Some records
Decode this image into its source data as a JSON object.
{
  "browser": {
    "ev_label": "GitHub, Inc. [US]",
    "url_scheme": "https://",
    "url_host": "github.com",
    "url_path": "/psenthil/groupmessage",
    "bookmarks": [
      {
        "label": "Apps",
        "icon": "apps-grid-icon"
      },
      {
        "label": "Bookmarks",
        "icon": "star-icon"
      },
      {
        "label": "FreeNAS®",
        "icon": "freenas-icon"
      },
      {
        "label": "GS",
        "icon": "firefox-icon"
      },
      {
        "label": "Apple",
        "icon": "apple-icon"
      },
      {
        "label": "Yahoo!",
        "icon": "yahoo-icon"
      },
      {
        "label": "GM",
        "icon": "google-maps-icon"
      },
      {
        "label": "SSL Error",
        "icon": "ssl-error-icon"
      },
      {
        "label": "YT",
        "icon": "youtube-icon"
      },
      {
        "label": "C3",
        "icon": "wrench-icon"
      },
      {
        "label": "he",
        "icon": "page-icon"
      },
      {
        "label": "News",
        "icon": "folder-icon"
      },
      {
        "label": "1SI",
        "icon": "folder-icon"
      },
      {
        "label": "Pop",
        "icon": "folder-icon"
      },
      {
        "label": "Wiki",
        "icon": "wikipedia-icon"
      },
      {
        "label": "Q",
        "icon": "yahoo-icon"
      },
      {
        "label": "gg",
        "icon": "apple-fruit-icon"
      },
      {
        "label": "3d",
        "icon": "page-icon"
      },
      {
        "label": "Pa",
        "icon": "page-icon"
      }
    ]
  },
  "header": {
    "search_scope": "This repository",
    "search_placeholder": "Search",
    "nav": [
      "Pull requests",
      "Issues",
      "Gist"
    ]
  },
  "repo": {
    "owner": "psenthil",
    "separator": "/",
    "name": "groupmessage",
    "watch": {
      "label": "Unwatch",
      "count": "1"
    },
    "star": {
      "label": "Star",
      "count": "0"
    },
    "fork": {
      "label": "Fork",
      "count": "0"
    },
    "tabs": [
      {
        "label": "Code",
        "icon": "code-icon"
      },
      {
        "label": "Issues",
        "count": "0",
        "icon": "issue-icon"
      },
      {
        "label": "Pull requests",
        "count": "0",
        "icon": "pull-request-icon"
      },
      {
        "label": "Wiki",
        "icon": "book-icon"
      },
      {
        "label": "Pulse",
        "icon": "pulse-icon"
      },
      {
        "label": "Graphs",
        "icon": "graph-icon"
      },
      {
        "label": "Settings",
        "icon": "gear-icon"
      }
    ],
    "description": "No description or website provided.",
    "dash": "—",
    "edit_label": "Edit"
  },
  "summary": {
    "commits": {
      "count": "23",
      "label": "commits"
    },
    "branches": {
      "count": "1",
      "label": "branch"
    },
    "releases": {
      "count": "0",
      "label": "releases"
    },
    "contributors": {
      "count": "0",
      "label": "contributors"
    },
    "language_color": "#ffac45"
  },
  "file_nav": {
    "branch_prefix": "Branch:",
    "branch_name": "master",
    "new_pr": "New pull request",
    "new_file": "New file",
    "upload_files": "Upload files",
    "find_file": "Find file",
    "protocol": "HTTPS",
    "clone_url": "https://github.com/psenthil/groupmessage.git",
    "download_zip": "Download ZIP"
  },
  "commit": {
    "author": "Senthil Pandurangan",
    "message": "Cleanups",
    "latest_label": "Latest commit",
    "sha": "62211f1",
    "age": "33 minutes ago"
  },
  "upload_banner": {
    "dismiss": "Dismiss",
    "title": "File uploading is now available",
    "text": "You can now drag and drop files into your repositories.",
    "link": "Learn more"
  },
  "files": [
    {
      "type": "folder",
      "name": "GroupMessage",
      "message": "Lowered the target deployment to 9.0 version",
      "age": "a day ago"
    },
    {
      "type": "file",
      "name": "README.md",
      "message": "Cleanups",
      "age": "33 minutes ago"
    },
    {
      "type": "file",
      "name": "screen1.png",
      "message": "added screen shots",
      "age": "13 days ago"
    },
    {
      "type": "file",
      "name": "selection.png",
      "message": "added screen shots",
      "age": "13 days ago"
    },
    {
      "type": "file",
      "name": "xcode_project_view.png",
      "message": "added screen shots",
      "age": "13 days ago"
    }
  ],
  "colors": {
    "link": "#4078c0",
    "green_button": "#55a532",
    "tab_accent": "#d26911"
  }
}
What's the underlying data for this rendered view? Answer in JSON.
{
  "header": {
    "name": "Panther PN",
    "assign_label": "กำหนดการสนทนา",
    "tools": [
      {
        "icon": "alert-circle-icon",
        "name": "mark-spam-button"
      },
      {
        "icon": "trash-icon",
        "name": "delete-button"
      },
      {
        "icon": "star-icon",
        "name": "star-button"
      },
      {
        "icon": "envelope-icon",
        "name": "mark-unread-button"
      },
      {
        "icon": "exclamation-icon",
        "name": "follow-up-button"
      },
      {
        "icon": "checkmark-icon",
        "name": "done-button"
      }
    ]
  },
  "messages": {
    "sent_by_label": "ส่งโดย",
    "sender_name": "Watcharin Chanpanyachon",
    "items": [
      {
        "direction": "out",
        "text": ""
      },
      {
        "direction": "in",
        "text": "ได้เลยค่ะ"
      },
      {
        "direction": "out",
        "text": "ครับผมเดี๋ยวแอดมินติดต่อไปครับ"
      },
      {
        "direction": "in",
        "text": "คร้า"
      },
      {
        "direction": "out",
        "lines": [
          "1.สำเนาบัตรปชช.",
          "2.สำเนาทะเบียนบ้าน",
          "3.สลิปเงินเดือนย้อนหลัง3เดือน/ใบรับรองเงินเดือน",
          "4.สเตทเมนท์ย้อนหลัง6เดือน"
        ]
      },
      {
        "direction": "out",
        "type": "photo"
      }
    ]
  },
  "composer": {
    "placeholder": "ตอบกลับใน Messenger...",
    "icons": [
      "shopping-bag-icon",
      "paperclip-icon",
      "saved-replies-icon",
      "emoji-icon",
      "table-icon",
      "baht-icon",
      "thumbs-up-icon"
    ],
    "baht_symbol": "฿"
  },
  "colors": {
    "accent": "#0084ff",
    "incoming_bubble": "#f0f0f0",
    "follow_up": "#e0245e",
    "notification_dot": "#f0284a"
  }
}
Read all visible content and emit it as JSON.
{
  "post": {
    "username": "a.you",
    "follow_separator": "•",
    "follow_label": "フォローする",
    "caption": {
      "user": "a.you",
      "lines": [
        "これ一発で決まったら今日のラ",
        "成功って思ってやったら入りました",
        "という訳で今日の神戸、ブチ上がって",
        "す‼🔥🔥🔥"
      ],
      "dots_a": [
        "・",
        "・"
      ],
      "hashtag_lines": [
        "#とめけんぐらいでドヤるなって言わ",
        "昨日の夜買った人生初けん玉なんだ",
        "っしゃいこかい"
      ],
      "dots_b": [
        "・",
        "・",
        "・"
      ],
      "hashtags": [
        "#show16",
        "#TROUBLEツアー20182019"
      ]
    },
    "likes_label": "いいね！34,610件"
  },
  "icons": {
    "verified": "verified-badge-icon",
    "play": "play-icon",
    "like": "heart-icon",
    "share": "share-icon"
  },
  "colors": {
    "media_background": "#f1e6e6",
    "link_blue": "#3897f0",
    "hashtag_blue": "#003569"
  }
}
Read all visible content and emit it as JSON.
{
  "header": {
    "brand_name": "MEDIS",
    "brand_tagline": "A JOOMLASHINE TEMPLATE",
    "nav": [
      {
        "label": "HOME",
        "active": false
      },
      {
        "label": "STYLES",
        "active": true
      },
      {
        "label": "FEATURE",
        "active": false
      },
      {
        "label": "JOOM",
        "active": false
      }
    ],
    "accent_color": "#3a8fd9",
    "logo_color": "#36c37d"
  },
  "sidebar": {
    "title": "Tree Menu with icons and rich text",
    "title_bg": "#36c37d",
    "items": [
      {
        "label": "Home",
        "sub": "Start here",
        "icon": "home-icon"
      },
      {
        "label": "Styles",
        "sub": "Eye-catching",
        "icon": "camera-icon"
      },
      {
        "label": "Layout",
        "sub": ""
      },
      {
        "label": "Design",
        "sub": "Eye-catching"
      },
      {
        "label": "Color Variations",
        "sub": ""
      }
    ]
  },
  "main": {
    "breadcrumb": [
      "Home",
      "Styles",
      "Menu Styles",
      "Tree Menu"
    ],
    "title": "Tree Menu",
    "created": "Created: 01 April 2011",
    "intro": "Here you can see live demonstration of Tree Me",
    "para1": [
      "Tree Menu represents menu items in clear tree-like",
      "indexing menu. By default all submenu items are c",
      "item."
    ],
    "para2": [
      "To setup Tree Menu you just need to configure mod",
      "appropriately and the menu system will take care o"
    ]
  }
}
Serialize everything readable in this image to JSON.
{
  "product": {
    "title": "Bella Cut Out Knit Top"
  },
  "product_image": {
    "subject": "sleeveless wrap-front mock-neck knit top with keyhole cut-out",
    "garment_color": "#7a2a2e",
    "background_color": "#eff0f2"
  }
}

• _PROBLEM DESCRIPTION_:
Copy exactly the line containing "Serialize everything readable" and every line after it, ending with the last line of the records above.

• _COMPLETED TASK_:
Serialize everything readable in this image to JSON.
{
  "product": {
    "title": "Bella Cut Out Knit Top"
  },
  "product_image": {
    "subject": "sleeveless wrap-front mock-neck knit top with keyhole cut-out",
    "garment_color": "#7a2a2e",
    "background_color": "#eff0f2"
  }
}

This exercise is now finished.